What the exercise asks: Determine how many lines contain the string "JSON". Respond with that number and nothing more.

::: Supplied material :::

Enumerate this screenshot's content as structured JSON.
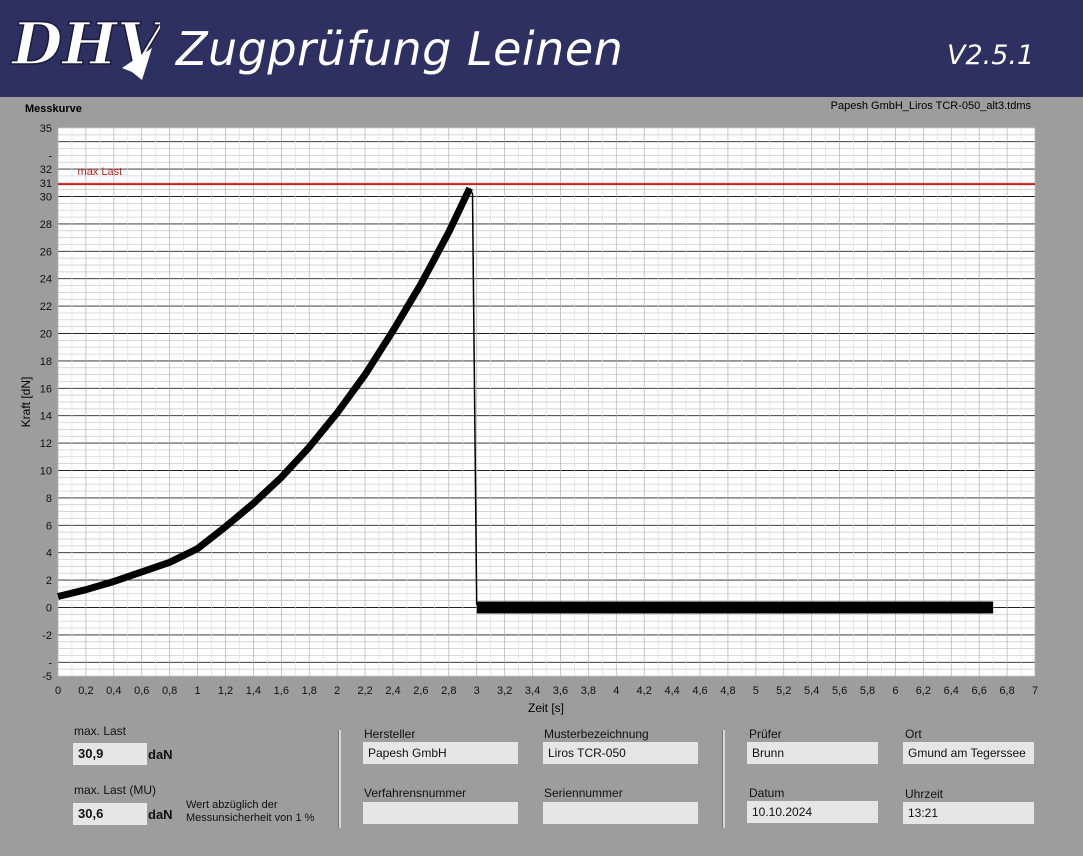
{
  "header": {
    "logo_text": "DHV",
    "title": "Zugprüfung Leinen",
    "version": "V2.5.1",
    "bg_color": "#2f3062"
  },
  "chart_panel": {
    "title": "Messkurve",
    "filename": "Papesh GmbH_Liros TCR-050_alt3.tdms"
  },
  "chart_data": {
    "type": "line",
    "xlabel": "Zeit [s]",
    "ylabel": "Kraft [dN]",
    "xlim": [
      0,
      7
    ],
    "ylim": [
      -5,
      35
    ],
    "x_ticks": [
      "0",
      "0,2",
      "0,4",
      "0,6",
      "0,8",
      "1",
      "1,2",
      "1,4",
      "1,6",
      "1,8",
      "2",
      "2,2",
      "2,4",
      "2,6",
      "2,8",
      "3",
      "3,2",
      "3,4",
      "3,6",
      "3,8",
      "4",
      "4,2",
      "4,4",
      "4,6",
      "4,8",
      "5",
      "5,2",
      "5,4",
      "5,6",
      "5,8",
      "6",
      "6,2",
      "6,4",
      "6,6",
      "6,8",
      "7"
    ],
    "y_ticks": [
      {
        "v": 35,
        "label": "35"
      },
      {
        "v": 33,
        "label": "-"
      },
      {
        "v": 32,
        "label": "32"
      },
      {
        "v": 31,
        "label": "31"
      },
      {
        "v": 30,
        "label": "30"
      },
      {
        "v": 28,
        "label": "28"
      },
      {
        "v": 26,
        "label": "26"
      },
      {
        "v": 24,
        "label": "24"
      },
      {
        "v": 22,
        "label": "22"
      },
      {
        "v": 20,
        "label": "20"
      },
      {
        "v": 18,
        "label": "18"
      },
      {
        "v": 16,
        "label": "16"
      },
      {
        "v": 14,
        "label": "14"
      },
      {
        "v": 12,
        "label": "12"
      },
      {
        "v": 10,
        "label": "10"
      },
      {
        "v": 8,
        "label": "8"
      },
      {
        "v": 6,
        "label": "6"
      },
      {
        "v": 4,
        "label": "4"
      },
      {
        "v": 2,
        "label": "2"
      },
      {
        "v": 0,
        "label": "0"
      },
      {
        "v": -2,
        "label": "-2"
      },
      {
        "v": -4,
        "label": "-"
      },
      {
        "v": -5,
        "label": "-5"
      }
    ],
    "max_line": {
      "label": "max Last",
      "value": 30.9,
      "color": "#cc1f1f"
    },
    "series": [
      {
        "color": "#000000",
        "x": [
          0,
          0.2,
          0.4,
          0.6,
          0.8,
          1.0,
          1.2,
          1.4,
          1.6,
          1.8,
          2.0,
          2.2,
          2.4,
          2.6,
          2.8,
          2.95,
          2.97,
          3.0,
          3.2,
          4.0,
          5.0,
          6.0,
          6.7
        ],
        "values": [
          0.8,
          1.3,
          1.9,
          2.6,
          3.3,
          4.3,
          5.9,
          7.6,
          9.5,
          11.7,
          14.2,
          17.0,
          20.2,
          23.6,
          27.4,
          30.6,
          30.2,
          0.2,
          0.1,
          0.0,
          0.0,
          0.0,
          0.0
        ]
      }
    ]
  },
  "bottom": {
    "max_last_label": "max. Last",
    "max_last_value": "30,9",
    "max_last_unit": "daN",
    "max_last_mu_label": "max. Last (MU)",
    "max_last_mu_value": "30,6",
    "max_last_mu_unit": "daN",
    "mu_note_line1": "Wert abzüglich der",
    "mu_note_line2": "Messunsicherheit von 1 %",
    "hersteller_label": "Hersteller",
    "hersteller_value": "Papesh GmbH",
    "muster_label": "Musterbezeichnung",
    "muster_value": "Liros TCR-050",
    "verfahren_label": "Verfahrensnummer",
    "verfahren_value": "",
    "serien_label": "Seriennummer",
    "serien_value": "",
    "pruefer_label": "Prüfer",
    "pruefer_value": "Brunn",
    "ort_label": "Ort",
    "ort_value": "Gmund am Tegerssee",
    "datum_label": "Datum",
    "datum_value": "10.10.2024",
    "uhrzeit_label": "Uhrzeit",
    "uhrzeit_value": "13:21"
  }
}
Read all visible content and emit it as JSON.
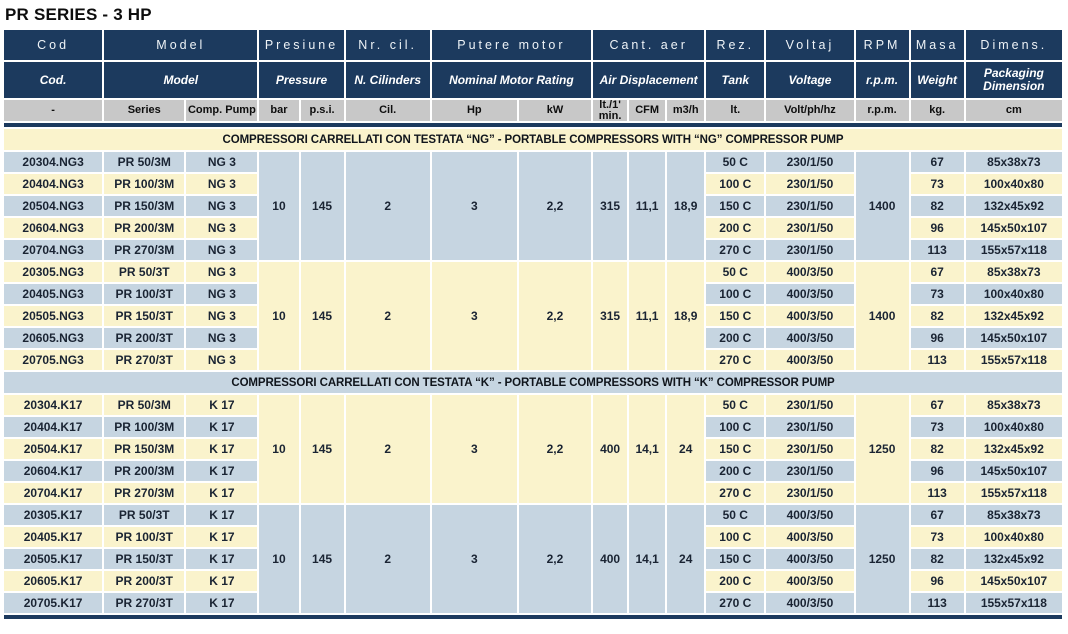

:::

Task result: 2